- [WHAT THIS TASK INVOLVES]
Copy out, word for word, the court opinion excerpt on the cross-appeal over the attorney-fee counterclaim that appears below, ahead of the material.

- [DOCUMENT SECTION]
On cross-appeal, plaintiffs assert that the trial court misconstrued the jury’s verdict on defendants’ counterclaim to recover unpaid attorney fees. Because we agree with the trial court’s construction of the verdict, we affirm.

The jury answered special interrogatories as follows:

“4. Defendants’ First Counterclaim.
“A. Do you find that the defendants are entitled to recover an amount from the plaintiffs for services they performed between January, 1977 through January 30,1979?
“Yes X_
“No_
u* * * * *
“B. What do you find to be the reasonable value of the defendants’ services performed between January, 1977 and January 30,1979?
$20,451.20”

On that special verdict, the following judgment was entered on February 13,1984:

“3. The jury, having found the value of defendants’ services between January, 1977 and January 30, 1979 to be $20,451.27; and defendants’ evidence (Exhibit “P”) showing that plaintiffs in 1977 and 1978 paid to defendants on account amounts which exceed $20,451.27, defendants’ First Counterclaim is dismissed and plaintiffs shall have judgment against defendants thereon.”

*249On February 14, 1984, however, on defendants’ motion, the court vacated its judgment and entered an amended judgment:

“3. Defendants shall have judgment against Plaintiffs, and each of them, on Defendants’ First Counterclaim in the amount of $20,451.27 plus $9,273.67 pre-judgment interest from January 30, 1979 at nine percent (9%) per annum.”

- [RECORDED INFORMATION]
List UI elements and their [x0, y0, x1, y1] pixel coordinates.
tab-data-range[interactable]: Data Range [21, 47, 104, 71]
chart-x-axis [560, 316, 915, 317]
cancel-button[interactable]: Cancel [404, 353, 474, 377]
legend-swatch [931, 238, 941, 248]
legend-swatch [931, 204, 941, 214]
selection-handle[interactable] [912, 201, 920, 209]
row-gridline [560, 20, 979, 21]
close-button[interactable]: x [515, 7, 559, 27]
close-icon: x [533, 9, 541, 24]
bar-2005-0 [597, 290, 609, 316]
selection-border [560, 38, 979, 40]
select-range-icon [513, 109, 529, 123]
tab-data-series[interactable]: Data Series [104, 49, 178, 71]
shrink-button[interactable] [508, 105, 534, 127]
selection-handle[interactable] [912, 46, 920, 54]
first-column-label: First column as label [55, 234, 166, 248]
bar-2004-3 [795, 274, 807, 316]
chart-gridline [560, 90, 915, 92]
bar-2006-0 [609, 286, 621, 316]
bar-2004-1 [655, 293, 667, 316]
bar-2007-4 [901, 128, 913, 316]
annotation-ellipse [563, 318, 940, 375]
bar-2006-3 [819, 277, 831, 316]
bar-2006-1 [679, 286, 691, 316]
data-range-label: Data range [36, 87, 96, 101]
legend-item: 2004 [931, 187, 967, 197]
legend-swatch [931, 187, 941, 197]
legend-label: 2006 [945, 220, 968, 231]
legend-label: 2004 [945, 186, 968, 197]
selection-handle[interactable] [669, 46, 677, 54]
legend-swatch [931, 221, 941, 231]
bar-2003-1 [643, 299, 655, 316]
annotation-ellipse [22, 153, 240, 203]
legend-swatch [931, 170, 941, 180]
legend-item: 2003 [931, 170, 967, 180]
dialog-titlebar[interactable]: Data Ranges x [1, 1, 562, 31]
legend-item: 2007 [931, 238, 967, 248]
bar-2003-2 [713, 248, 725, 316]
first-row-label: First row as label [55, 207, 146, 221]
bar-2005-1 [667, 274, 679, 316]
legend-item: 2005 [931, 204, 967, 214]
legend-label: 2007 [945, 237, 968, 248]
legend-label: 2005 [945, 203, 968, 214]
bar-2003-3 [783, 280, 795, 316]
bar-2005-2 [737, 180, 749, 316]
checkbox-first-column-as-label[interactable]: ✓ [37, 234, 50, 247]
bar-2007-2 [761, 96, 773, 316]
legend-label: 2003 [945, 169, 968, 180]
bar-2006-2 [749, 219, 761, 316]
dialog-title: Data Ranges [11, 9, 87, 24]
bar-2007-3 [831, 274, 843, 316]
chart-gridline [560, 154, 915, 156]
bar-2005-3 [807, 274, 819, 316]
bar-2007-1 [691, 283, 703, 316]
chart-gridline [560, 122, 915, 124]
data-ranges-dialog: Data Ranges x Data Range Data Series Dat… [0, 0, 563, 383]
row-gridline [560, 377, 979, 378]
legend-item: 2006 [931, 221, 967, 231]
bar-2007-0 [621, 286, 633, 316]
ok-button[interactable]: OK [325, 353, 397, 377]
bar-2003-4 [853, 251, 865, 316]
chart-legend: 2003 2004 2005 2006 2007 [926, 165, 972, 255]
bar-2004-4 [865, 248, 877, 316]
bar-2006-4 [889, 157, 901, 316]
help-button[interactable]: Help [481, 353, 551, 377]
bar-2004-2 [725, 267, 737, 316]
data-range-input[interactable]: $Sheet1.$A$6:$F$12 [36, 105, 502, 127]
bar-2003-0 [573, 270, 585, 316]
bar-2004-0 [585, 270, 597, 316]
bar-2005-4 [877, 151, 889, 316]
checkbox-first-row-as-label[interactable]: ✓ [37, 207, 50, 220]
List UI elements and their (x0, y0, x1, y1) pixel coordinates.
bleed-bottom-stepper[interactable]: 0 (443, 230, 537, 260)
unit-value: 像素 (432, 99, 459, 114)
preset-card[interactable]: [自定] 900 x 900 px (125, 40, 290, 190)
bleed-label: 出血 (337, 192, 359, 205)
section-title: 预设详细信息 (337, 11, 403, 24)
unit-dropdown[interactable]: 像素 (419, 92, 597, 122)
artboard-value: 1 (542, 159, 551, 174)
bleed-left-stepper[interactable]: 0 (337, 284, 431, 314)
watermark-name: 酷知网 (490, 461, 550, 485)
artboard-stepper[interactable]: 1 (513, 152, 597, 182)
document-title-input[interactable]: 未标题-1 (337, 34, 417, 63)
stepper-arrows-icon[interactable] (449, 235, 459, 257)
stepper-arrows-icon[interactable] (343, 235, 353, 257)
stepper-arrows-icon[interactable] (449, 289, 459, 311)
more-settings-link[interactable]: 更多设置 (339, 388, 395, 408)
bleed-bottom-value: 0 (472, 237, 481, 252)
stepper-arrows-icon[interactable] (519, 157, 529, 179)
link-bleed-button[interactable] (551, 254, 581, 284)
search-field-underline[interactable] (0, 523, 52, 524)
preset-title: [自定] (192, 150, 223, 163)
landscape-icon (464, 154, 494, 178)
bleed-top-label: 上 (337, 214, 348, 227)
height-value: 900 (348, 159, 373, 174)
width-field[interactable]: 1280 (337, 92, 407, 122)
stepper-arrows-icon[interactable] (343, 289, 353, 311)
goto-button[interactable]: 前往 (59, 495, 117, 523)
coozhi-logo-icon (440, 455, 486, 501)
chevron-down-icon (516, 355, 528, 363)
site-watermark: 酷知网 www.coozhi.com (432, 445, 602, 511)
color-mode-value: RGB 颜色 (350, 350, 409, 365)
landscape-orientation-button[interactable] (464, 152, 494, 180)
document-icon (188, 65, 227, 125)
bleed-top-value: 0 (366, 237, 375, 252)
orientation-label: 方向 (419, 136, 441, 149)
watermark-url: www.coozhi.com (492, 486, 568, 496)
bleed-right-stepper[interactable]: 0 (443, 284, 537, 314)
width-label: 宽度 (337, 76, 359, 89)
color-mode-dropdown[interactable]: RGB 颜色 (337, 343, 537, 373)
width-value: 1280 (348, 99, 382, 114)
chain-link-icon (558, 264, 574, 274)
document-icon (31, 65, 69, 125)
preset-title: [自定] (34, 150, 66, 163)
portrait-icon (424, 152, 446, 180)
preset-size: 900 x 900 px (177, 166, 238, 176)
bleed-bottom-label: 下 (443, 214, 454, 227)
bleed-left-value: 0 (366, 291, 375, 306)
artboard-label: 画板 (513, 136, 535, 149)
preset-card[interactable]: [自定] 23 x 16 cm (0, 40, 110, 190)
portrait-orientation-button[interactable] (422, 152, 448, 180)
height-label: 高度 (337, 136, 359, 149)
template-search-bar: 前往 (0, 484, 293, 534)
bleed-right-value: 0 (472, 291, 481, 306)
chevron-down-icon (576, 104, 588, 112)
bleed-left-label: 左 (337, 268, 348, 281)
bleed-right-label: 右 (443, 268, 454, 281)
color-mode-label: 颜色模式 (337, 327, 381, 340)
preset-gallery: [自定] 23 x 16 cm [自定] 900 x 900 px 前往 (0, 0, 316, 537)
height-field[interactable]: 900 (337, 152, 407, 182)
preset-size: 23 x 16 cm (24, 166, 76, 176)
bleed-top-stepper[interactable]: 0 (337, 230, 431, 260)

- [TASK ANSWER]
On cross-appeal, plaintiffs assert that the trial court misconstrued the jury’s verdict on defendants’ counterclaim to recover unpaid attorney fees. Because we agree with the trial court’s construction of the verdict, we affirm.

The jury answered special interrogatories as follows:

“4. Defendants’ First Counterclaim.
“A. Do you find that the defendants are entitled to recover an amount from the plaintiffs for services they performed between January, 1977 through January 30,1979?
“Yes X_
“No_
u* * * * *
“B. What do you find to be the reasonable value of the defendants’ services performed between January, 1977 and January 30,1979?
$20,451.20”

On that special verdict, the following judgment was entered on February 13,1984:

“3. The jury, having found the value of defendants’ services between January, 1977 and January 30, 1979 to be $20,451.27; and defendants’ evidence (Exhibit “P”) showing that plaintiffs in 1977 and 1978 paid to defendants on account amounts which exceed $20,451.27, defendants’ First Counterclaim is dismissed and plaintiffs shall have judgment against defendants thereon.”

*249On February 14, 1984, however, on defendants’ motion, the court vacated its judgment and entered an amended judgment:

“3. Defendants shall have judgment against Plaintiffs, and each of them, on Defendants’ First Counterclaim in the amount of $20,451.27 plus $9,273.67 pre-judgment interest from January 30, 1979 at nine percent (9%) per annum.”